Could you repeat exactly the lines below, from the line containing "What's the underlying" through the last one, both included, while leaving out any pictures?

> **Raw data**:
— begin —

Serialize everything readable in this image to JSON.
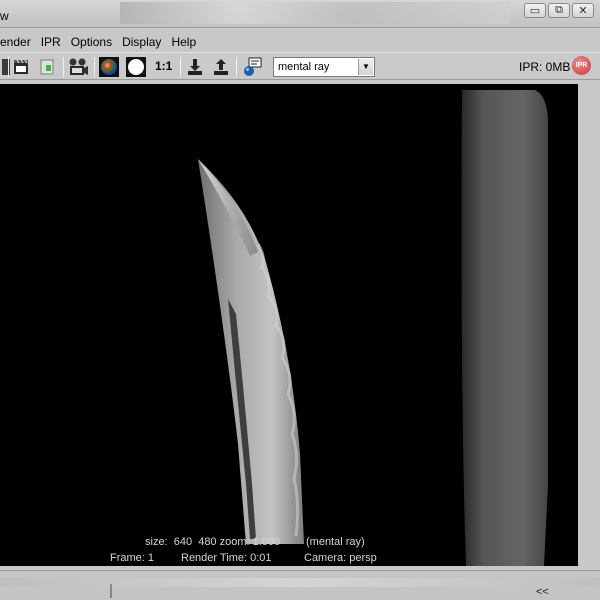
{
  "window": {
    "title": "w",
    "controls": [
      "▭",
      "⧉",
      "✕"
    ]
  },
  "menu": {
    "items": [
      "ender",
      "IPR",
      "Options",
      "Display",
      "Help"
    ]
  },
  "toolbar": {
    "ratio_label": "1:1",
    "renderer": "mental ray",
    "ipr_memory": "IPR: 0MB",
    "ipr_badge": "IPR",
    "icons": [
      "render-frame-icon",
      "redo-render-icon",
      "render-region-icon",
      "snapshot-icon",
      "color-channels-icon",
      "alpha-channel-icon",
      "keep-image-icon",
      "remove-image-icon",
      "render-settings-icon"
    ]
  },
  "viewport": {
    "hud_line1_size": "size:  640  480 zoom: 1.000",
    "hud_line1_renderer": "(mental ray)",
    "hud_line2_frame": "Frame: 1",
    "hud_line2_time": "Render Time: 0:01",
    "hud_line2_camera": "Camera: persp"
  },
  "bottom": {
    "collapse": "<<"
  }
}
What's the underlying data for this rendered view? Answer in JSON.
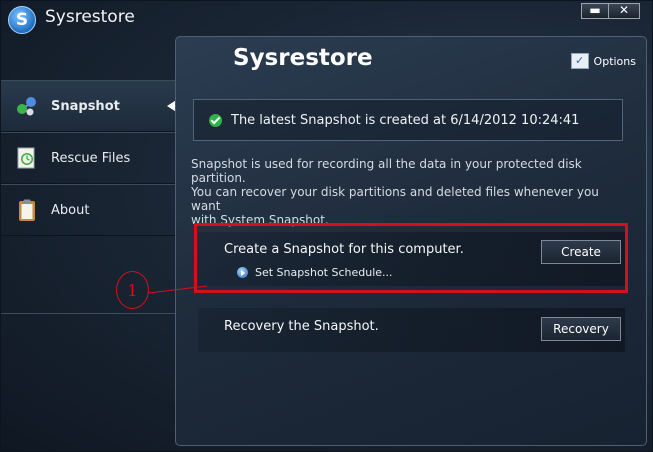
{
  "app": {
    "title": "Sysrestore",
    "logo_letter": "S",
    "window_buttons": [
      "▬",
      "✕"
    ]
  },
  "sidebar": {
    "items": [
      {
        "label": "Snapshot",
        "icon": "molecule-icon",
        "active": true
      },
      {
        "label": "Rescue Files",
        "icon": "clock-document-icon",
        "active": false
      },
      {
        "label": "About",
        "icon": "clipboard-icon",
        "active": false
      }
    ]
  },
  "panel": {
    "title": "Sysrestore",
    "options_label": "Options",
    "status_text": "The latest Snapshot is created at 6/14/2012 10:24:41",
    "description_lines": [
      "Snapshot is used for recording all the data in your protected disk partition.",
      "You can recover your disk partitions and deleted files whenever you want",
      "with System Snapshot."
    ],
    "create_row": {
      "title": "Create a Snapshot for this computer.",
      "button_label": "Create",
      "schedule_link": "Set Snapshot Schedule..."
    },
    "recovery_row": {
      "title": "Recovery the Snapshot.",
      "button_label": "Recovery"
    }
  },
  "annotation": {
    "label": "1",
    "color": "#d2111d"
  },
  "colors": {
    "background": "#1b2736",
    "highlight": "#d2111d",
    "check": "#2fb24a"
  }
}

— end —

> **Written solution**:
What's the underlying data for this rendered view? Answer in JSON.
{
  "app": {
    "title": "Sysrestore",
    "logo_letter": "S",
    "window_buttons": [
      "▬",
      "✕"
    ]
  },
  "sidebar": {
    "items": [
      {
        "label": "Snapshot",
        "icon": "molecule-icon",
        "active": true
      },
      {
        "label": "Rescue Files",
        "icon": "clock-document-icon",
        "active": false
      },
      {
        "label": "About",
        "icon": "clipboard-icon",
        "active": false
      }
    ]
  },
  "panel": {
    "title": "Sysrestore",
    "options_label": "Options",
    "status_text": "The latest Snapshot is created at 6/14/2012 10:24:41",
    "description_lines": [
      "Snapshot is used for recording all the data in your protected disk partition.",
      "You can recover your disk partitions and deleted files whenever you want",
      "with System Snapshot."
    ],
    "create_row": {
      "title": "Create a Snapshot for this computer.",
      "button_label": "Create",
      "schedule_link": "Set Snapshot Schedule..."
    },
    "recovery_row": {
      "title": "Recovery the Snapshot.",
      "button_label": "Recovery"
    }
  },
  "annotation": {
    "label": "1",
    "color": "#d2111d"
  },
  "colors": {
    "background": "#1b2736",
    "highlight": "#d2111d",
    "check": "#2fb24a"
  }
}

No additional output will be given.